Return the records exactly as they are.

========================================================================

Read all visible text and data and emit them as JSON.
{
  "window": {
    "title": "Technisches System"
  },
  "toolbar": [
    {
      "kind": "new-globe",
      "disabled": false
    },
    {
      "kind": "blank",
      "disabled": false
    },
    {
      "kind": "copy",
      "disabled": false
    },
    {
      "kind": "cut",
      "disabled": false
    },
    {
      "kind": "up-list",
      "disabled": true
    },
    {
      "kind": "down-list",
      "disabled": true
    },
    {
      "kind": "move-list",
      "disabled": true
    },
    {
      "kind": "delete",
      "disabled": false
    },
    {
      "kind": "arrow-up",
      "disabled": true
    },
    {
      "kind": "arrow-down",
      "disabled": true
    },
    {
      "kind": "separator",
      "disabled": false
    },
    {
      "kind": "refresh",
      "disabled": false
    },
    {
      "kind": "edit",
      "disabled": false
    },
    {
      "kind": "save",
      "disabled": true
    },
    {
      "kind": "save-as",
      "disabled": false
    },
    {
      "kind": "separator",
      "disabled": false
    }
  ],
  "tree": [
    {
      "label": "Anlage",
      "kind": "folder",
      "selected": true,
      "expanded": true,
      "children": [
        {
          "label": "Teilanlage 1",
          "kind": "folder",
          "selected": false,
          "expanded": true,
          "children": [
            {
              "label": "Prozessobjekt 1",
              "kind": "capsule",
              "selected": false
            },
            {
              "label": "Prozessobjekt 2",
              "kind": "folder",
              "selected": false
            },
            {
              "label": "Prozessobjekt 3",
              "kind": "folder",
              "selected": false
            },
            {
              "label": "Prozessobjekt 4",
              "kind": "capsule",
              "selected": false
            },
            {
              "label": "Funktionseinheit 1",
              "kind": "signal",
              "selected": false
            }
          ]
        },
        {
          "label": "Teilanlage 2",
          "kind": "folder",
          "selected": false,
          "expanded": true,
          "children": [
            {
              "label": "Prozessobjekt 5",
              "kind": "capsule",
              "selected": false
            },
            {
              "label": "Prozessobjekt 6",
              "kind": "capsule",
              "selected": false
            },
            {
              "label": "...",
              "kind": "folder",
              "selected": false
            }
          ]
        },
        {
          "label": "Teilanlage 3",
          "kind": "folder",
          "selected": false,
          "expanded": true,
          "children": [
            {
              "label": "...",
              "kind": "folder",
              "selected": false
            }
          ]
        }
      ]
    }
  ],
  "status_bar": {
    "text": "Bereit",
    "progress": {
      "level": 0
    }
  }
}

========================================================================

→ Answer to this problem:
Read all visible text and data and emit them as JSON.
{
  "window": {
    "title": "Technisches System"
  },
  "toolbar": [
    {
      "kind": "new-globe",
      "disabled": false
    },
    {
      "kind": "blank",
      "disabled": false
    },
    {
      "kind": "copy",
      "disabled": false
    },
    {
      "kind": "cut",
      "disabled": false
    },
    {
      "kind": "up-list",
      "disabled": true
    },
    {
      "kind": "down-list",
      "disabled": true
    },
    {
      "kind": "move-list",
      "disabled": true
    },
    {
      "kind": "delete",
      "disabled": false
    },
    {
      "kind": "arrow-up",
      "disabled": true
    },
    {
      "kind": "arrow-down",
      "disabled": true
    },
    {
      "kind": "separator",
      "disabled": false
    },
    {
      "kind": "refresh",
      "disabled": false
    },
    {
      "kind": "edit",
      "disabled": false
    },
    {
      "kind": "save",
      "disabled": true
    },
    {
      "kind": "save-as",
      "disabled": false
    },
    {
      "kind": "separator",
      "disabled": false
    }
  ],
  "tree": [
    {
      "label": "Anlage",
      "kind": "folder",
      "selected": true,
      "expanded": true,
      "children": [
        {
          "label": "Teilanlage 1",
          "kind": "folder",
          "selected": false,
          "expanded": true,
          "children": [
            {
              "label": "Prozessobjekt 1",
              "kind": "capsule",
              "selected": false
            },
            {
              "label": "Prozessobjekt 2",
              "kind": "folder",
              "selected": false
            },
            {
              "label": "Prozessobjekt 3",
              "kind": "folder",
              "selected": false
            },
            {
              "label": "Prozessobjekt 4",
              "kind": "capsule",
              "selected": false
            },
            {
              "label": "Funktionseinheit 1",
              "kind": "signal",
              "selected": false
            }
          ]
        },
        {
          "label": "Teilanlage 2",
          "kind": "folder",
          "selected": false,
          "expanded": true,
          "children": [
            {
              "label": "Prozessobjekt 5",
              "kind": "capsule",
              "selected": false
            },
            {
              "label": "Prozessobjekt 6",
              "kind": "capsule",
              "selected": false
            },
            {
              "label": "...",
              "kind": "folder",
              "selected": false
            }
          ]
        },
        {
          "label": "Teilanlage 3",
          "kind": "folder",
          "selected": false,
          "expanded": true,
          "children": [
            {
              "label": "...",
              "kind": "folder",
              "selected": false
            }
          ]
        }
      ]
    }
  ],
  "status_bar": {
    "text": "Bereit",
    "progress": {
      "level": 0
    }
  }
}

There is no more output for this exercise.